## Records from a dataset
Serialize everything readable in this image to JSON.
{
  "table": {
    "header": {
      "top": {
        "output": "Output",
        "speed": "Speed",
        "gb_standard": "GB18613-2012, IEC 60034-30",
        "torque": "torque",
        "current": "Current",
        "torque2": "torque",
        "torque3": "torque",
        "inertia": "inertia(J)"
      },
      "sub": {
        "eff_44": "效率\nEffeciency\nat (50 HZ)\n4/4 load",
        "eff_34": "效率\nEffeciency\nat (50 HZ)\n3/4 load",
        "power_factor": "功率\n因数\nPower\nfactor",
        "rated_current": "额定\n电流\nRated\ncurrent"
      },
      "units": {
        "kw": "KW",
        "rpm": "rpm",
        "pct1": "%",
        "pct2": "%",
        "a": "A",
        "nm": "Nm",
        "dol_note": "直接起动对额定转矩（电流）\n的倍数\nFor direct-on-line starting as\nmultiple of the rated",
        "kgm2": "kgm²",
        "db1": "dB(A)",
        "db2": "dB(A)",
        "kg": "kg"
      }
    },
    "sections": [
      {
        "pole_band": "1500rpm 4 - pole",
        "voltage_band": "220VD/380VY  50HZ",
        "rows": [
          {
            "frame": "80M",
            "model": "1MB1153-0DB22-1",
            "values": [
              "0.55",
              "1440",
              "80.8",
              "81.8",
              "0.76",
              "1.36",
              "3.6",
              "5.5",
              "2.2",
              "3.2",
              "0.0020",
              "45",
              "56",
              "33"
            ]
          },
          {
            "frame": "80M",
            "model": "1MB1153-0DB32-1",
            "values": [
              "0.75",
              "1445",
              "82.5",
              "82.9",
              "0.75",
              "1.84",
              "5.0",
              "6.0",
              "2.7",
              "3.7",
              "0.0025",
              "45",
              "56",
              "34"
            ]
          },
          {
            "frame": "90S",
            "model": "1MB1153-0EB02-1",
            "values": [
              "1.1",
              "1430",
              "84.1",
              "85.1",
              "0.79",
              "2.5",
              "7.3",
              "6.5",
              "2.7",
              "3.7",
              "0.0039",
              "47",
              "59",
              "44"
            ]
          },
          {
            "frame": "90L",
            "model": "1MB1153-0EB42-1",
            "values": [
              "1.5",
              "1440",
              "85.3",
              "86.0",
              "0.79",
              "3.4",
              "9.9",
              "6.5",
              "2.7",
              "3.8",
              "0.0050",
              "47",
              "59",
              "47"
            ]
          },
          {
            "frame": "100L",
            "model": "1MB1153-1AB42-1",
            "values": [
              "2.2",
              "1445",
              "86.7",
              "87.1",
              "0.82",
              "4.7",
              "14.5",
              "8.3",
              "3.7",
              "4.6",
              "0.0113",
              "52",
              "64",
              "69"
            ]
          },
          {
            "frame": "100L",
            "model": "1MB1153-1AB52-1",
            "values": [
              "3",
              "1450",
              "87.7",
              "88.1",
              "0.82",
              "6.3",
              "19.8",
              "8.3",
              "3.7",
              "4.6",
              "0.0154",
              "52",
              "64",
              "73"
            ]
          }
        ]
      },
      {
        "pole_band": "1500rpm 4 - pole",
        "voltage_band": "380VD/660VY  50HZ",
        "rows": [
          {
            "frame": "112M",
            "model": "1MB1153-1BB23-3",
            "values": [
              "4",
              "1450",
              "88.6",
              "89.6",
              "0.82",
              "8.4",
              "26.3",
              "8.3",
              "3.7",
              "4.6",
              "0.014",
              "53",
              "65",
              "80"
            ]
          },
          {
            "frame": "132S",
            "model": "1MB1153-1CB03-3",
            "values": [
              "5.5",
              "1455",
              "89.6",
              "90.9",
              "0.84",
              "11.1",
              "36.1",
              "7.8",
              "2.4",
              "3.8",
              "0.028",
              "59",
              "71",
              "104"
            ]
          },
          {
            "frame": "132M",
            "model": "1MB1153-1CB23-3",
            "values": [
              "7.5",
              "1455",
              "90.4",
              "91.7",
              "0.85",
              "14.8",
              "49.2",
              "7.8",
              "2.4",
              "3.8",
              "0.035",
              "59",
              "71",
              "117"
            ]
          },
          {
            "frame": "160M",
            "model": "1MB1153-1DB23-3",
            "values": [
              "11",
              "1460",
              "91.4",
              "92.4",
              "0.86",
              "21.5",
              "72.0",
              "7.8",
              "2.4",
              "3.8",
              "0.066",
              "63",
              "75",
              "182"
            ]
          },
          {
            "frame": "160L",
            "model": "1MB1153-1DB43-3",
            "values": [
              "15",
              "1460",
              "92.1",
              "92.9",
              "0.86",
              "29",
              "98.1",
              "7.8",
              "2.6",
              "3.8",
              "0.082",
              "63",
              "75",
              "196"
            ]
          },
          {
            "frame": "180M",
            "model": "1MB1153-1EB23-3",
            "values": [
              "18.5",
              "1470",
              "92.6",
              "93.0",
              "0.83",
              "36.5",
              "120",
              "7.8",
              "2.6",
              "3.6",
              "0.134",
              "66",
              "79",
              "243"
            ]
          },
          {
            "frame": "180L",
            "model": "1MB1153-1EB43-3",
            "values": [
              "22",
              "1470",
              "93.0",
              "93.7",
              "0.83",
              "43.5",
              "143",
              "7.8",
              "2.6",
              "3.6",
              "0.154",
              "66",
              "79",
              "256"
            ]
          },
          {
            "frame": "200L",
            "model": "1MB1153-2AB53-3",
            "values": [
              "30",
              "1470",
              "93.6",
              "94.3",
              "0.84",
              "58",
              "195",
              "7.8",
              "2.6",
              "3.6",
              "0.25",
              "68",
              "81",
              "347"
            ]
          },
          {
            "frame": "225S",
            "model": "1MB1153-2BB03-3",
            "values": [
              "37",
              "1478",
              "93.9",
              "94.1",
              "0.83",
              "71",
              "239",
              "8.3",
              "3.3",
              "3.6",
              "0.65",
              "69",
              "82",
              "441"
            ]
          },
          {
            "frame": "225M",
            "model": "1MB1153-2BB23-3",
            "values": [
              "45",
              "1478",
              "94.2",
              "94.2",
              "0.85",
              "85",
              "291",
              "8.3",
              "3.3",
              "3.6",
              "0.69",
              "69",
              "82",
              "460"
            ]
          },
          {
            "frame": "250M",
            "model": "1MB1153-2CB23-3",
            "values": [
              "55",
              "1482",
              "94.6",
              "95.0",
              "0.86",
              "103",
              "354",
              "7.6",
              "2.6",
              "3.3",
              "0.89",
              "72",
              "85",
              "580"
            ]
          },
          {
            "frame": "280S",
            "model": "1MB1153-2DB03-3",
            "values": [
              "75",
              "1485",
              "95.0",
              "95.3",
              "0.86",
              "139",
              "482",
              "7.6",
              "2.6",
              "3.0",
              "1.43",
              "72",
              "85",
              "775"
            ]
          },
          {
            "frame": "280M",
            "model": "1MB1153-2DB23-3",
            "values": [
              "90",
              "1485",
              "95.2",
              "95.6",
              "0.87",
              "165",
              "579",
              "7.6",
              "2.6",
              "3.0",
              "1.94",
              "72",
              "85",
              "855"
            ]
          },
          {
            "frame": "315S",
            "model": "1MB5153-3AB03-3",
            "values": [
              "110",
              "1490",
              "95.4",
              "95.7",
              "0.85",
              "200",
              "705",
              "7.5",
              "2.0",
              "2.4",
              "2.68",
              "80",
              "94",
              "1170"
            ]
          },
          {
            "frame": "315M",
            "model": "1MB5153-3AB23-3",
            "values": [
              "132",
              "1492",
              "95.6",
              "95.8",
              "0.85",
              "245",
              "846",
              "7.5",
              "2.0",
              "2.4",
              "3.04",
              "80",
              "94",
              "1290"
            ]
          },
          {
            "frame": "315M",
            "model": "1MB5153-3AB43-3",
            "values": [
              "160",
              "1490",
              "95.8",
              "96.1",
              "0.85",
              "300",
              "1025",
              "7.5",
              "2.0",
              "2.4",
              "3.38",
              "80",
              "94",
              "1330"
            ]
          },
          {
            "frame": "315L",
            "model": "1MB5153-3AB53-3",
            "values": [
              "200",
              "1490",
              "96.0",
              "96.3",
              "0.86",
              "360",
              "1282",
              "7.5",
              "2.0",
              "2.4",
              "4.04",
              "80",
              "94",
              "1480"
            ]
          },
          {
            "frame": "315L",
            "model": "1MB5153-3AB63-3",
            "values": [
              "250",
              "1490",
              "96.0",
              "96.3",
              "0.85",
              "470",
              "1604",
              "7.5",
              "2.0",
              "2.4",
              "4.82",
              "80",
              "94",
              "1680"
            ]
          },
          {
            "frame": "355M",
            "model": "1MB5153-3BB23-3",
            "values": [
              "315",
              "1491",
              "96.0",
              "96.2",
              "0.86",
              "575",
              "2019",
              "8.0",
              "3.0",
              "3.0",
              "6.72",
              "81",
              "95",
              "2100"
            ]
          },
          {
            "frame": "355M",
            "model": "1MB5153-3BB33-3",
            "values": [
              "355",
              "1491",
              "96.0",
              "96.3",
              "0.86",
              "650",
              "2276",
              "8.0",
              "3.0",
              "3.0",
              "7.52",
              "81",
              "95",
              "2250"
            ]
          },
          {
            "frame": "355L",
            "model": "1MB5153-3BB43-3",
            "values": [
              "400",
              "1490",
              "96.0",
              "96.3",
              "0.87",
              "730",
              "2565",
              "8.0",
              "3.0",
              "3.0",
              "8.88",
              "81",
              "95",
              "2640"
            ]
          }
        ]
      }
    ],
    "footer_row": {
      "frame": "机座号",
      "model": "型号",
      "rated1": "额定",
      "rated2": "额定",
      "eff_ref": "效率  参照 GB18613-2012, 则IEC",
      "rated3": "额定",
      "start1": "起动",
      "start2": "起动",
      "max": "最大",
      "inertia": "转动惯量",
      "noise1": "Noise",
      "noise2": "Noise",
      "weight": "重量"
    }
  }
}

## Short task
Search the material above for "load". Pull out each line where it shows up.

## Solution for this exercise
        "eff_44": "效率\nEffeciency\nat (50 HZ)\n4/4 load",
        "eff_34": "效率\nEffeciency\nat (50 HZ)\n3/4 load",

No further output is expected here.